## START Data extract
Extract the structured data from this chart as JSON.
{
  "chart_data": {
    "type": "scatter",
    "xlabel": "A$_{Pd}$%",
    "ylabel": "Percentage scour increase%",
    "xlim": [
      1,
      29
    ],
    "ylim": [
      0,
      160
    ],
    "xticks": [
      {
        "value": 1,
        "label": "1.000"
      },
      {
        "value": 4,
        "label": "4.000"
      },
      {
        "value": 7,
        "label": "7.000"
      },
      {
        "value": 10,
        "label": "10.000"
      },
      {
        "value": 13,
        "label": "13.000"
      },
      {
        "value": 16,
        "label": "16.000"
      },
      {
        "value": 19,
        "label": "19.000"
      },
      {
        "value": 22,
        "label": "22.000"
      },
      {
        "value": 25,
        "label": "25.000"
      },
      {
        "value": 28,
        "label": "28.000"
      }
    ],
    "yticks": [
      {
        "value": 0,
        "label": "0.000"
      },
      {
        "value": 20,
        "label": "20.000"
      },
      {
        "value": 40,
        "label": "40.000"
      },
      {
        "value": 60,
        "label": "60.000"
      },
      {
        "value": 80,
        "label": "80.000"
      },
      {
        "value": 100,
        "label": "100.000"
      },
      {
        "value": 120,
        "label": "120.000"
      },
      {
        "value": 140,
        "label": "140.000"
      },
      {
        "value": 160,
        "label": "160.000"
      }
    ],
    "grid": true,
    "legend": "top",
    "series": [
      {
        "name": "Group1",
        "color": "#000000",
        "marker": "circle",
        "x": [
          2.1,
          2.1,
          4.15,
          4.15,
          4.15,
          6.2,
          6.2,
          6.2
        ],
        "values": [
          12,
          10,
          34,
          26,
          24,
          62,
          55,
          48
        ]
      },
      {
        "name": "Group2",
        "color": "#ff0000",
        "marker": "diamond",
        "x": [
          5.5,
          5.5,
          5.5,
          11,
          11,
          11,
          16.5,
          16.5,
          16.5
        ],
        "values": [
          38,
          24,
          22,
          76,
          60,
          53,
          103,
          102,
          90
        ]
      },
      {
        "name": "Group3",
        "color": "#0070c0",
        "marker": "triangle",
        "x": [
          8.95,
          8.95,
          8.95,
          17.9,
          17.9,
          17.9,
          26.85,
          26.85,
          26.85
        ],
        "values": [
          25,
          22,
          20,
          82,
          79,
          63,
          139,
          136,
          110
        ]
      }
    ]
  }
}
## END Data extract
**Given task:** Extract the data in full. Keep it word for word.

**Exercise solution:**
Extract the structured data from this chart as JSON.
{
  "chart_data": {
    "type": "scatter",
    "xlabel": "A$_{Pd}$%",
    "ylabel": "Percentage scour increase%",
    "xlim": [
      1,
      29
    ],
    "ylim": [
      0,
      160
    ],
    "xticks": [
      {
        "value": 1,
        "label": "1.000"
      },
      {
        "value": 4,
        "label": "4.000"
      },
      {
        "value": 7,
        "label": "7.000"
      },
      {
        "value": 10,
        "label": "10.000"
      },
      {
        "value": 13,
        "label": "13.000"
      },
      {
        "value": 16,
        "label": "16.000"
      },
      {
        "value": 19,
        "label": "19.000"
      },
      {
        "value": 22,
        "label": "22.000"
      },
      {
        "value": 25,
        "label": "25.000"
      },
      {
        "value": 28,
        "label": "28.000"
      }
    ],
    "yticks": [
      {
        "value": 0,
        "label": "0.000"
      },
      {
        "value": 20,
        "label": "20.000"
      },
      {
        "value": 40,
        "label": "40.000"
      },
      {
        "value": 60,
        "label": "60.000"
      },
      {
        "value": 80,
        "label": "80.000"
      },
      {
        "value": 100,
        "label": "100.000"
      },
      {
        "value": 120,
        "label": "120.000"
      },
      {
        "value": 140,
        "label": "140.000"
      },
      {
        "value": 160,
        "label": "160.000"
      }
    ],
    "grid": true,
    "legend": "top",
    "series": [
      {
        "name": "Group1",
        "color": "#000000",
        "marker": "circle",
        "x": [
          2.1,
          2.1,
          4.15,
          4.15,
          4.15,
          6.2,
          6.2,
          6.2
        ],
        "values": [
          12,
          10,
          34,
          26,
          24,
          62,
          55,
          48
        ]
      },
      {
        "name": "Group2",
        "color": "#ff0000",
        "marker": "diamond",
        "x": [
          5.5,
          5.5,
          5.5,
          11,
          11,
          11,
          16.5,
          16.5,
          16.5
        ],
        "values": [
          38,
          24,
          22,
          76,
          60,
          53,
          103,
          102,
          90
        ]
      },
      {
        "name": "Group3",
        "color": "#0070c0",
        "marker": "triangle",
        "x": [
          8.95,
          8.95,
          8.95,
          17.9,
          17.9,
          17.9,
          26.85,
          26.85,
          26.85
        ],
        "values": [
          25,
          22,
          20,
          82,
          79,
          63,
          139,
          136,
          110
        ]
      }
    ]
  }
}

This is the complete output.